_Directions:_
Output the entries verbatim, including every line.

************

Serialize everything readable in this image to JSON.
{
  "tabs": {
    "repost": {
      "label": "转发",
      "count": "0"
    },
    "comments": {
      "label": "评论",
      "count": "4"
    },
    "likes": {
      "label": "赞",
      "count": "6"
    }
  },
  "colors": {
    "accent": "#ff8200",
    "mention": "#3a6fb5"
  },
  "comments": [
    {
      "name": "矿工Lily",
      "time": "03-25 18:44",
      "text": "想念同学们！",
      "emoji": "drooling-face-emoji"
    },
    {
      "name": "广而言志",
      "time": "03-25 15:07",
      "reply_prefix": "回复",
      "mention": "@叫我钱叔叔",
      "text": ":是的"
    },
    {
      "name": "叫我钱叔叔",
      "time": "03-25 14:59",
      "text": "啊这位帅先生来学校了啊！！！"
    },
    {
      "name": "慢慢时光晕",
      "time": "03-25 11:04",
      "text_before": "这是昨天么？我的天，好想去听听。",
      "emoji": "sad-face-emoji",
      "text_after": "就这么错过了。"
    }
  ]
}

************

_Response to this task:_
Serialize everything readable in this image to JSON.
{
  "tabs": {
    "repost": {
      "label": "转发",
      "count": "0"
    },
    "comments": {
      "label": "评论",
      "count": "4"
    },
    "likes": {
      "label": "赞",
      "count": "6"
    }
  },
  "colors": {
    "accent": "#ff8200",
    "mention": "#3a6fb5"
  },
  "comments": [
    {
      "name": "矿工Lily",
      "time": "03-25 18:44",
      "text": "想念同学们！",
      "emoji": "drooling-face-emoji"
    },
    {
      "name": "广而言志",
      "time": "03-25 15:07",
      "reply_prefix": "回复",
      "mention": "@叫我钱叔叔",
      "text": ":是的"
    },
    {
      "name": "叫我钱叔叔",
      "time": "03-25 14:59",
      "text": "啊这位帅先生来学校了啊！！！"
    },
    {
      "name": "慢慢时光晕",
      "time": "03-25 11:04",
      "text_before": "这是昨天么？我的天，好想去听听。",
      "emoji": "sad-face-emoji",
      "text_after": "就这么错过了。"
    }
  ]
}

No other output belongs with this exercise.